** Start of Information supplied **
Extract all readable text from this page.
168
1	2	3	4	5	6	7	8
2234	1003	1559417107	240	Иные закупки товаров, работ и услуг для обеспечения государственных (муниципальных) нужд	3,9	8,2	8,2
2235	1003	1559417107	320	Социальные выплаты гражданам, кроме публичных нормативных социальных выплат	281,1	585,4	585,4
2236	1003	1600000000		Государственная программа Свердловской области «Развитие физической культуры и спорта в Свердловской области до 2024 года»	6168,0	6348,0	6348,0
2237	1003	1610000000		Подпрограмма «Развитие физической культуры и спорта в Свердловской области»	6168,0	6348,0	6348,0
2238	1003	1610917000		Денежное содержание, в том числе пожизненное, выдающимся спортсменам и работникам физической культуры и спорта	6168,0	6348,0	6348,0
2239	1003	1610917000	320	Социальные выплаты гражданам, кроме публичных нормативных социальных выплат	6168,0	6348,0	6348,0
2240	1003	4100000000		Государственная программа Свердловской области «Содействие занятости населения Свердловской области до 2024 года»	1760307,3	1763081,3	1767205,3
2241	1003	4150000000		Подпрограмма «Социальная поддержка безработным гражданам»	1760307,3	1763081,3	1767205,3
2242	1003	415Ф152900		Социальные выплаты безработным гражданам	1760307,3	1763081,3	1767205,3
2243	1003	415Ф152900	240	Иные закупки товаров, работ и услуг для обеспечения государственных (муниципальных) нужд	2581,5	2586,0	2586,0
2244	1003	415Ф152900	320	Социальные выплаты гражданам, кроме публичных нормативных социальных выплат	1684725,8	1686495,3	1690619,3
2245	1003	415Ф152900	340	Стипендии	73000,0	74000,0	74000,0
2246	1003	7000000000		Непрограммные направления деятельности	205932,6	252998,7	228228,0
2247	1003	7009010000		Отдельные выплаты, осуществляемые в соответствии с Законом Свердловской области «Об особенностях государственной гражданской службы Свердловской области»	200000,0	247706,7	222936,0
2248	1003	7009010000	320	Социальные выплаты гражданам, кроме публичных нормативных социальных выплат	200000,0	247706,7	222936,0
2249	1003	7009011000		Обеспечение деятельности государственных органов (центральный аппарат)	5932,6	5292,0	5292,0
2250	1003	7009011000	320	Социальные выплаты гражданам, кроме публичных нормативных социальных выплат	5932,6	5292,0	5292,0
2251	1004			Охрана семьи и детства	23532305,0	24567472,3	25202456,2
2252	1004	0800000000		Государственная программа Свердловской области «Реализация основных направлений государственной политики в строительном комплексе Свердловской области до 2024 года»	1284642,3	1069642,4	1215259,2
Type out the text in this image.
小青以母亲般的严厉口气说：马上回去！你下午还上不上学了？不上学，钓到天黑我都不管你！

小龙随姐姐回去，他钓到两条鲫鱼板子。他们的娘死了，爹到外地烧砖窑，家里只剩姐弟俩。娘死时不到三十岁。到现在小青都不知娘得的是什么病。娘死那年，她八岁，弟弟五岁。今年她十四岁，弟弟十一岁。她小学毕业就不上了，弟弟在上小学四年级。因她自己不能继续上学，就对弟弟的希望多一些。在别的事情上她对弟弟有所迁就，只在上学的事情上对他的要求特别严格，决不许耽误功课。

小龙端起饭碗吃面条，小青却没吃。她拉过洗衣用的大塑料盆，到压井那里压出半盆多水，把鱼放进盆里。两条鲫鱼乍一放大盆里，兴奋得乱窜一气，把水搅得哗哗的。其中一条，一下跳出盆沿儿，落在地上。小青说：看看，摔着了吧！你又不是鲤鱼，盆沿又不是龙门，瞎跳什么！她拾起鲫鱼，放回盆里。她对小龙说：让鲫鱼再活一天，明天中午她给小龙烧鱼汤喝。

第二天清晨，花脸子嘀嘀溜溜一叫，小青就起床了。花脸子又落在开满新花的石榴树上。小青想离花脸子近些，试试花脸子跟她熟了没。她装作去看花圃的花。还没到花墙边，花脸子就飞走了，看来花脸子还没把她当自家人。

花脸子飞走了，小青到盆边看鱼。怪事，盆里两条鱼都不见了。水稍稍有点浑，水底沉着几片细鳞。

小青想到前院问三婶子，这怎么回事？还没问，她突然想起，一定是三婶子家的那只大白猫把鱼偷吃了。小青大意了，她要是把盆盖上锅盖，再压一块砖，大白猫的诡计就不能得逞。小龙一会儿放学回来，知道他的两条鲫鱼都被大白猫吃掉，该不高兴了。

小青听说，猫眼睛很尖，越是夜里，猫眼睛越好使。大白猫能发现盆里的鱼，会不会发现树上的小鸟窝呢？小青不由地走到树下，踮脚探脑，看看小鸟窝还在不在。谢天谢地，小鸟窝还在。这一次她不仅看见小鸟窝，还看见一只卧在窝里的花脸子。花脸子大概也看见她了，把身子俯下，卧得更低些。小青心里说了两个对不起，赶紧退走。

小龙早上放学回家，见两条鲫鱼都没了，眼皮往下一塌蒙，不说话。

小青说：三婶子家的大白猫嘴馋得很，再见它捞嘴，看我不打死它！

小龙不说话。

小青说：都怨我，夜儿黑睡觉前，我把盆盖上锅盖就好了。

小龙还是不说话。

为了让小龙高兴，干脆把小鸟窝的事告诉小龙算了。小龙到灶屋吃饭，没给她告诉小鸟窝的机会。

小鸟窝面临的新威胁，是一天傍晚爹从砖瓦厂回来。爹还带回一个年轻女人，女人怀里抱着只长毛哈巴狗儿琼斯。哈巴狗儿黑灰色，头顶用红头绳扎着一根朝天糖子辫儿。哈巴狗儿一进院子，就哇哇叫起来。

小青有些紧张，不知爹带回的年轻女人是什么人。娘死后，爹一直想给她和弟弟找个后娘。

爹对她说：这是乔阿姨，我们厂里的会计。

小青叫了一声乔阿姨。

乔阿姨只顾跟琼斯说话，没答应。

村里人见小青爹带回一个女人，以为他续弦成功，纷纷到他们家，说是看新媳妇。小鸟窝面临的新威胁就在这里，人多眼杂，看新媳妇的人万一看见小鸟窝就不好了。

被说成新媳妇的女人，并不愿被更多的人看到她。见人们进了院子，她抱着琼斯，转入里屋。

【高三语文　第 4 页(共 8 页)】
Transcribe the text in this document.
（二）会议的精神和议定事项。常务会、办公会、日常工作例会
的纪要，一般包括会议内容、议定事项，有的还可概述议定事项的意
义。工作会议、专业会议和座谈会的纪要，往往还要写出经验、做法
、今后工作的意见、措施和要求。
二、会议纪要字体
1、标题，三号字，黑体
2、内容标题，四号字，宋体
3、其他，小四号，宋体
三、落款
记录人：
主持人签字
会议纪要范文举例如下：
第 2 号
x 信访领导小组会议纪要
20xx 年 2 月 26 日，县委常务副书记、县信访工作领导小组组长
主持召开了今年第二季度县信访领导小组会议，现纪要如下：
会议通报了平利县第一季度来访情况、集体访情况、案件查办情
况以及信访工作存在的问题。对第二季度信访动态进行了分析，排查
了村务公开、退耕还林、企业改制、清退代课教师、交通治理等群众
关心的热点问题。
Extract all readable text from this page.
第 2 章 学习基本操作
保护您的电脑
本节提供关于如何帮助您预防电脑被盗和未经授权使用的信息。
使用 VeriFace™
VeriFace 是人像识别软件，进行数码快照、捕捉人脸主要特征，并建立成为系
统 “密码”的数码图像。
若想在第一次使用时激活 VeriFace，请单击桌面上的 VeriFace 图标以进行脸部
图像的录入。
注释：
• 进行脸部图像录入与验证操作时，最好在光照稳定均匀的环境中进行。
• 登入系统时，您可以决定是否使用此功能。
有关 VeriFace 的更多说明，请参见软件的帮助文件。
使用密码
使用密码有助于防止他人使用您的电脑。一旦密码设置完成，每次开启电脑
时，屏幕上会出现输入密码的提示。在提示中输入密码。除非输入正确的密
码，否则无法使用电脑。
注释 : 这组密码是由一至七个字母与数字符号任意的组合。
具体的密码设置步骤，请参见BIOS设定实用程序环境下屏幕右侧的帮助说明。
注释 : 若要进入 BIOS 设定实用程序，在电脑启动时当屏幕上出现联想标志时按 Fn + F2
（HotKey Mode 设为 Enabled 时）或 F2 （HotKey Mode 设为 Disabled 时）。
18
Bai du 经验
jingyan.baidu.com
** End of Information supplied **
Repeat exactly the lines from the line containing "Transcribe the text in this document." through the end of the listing above; both boundary lines are part of the output.

The result -
Transcribe the text in this document.
（二）会议的精神和议定事项。常务会、办公会、日常工作例会
的纪要，一般包括会议内容、议定事项，有的还可概述议定事项的意
义。工作会议、专业会议和座谈会的纪要，往往还要写出经验、做法
、今后工作的意见、措施和要求。
二、会议纪要字体
1、标题，三号字，黑体
2、内容标题，四号字，宋体
3、其他，小四号，宋体
三、落款
记录人：
主持人签字
会议纪要范文举例如下：
第 2 号
x 信访领导小组会议纪要
20xx 年 2 月 26 日，县委常务副书记、县信访工作领导小组组长
主持召开了今年第二季度县信访领导小组会议，现纪要如下：
会议通报了平利县第一季度来访情况、集体访情况、案件查办情
况以及信访工作存在的问题。对第二季度信访动态进行了分析，排查
了村务公开、退耕还林、企业改制、清退代课教师、交通治理等群众
关心的热点问题。
Extract all readable text from this page.
第 2 章 学习基本操作
保护您的电脑
本节提供关于如何帮助您预防电脑被盗和未经授权使用的信息。
使用 VeriFace™
VeriFace 是人像识别软件，进行数码快照、捕捉人脸主要特征，并建立成为系
统 “密码”的数码图像。
若想在第一次使用时激活 VeriFace，请单击桌面上的 VeriFace 图标以进行脸部
图像的录入。
注释：
• 进行脸部图像录入与验证操作时，最好在光照稳定均匀的环境中进行。
• 登入系统时，您可以决定是否使用此功能。
有关 VeriFace 的更多说明，请参见软件的帮助文件。
使用密码
使用密码有助于防止他人使用您的电脑。一旦密码设置完成，每次开启电脑
时，屏幕上会出现输入密码的提示。在提示中输入密码。除非输入正确的密
码，否则无法使用电脑。
注释 : 这组密码是由一至七个字母与数字符号任意的组合。
具体的密码设置步骤，请参见BIOS设定实用程序环境下屏幕右侧的帮助说明。
注释 : 若要进入 BIOS 设定实用程序，在电脑启动时当屏幕上出现联想标志时按 Fn + F2
（HotKey Mode 设为 Enabled 时）或 F2 （HotKey Mode 设为 Disabled 时）。
18
Bai du 经验
jingyan.baidu.com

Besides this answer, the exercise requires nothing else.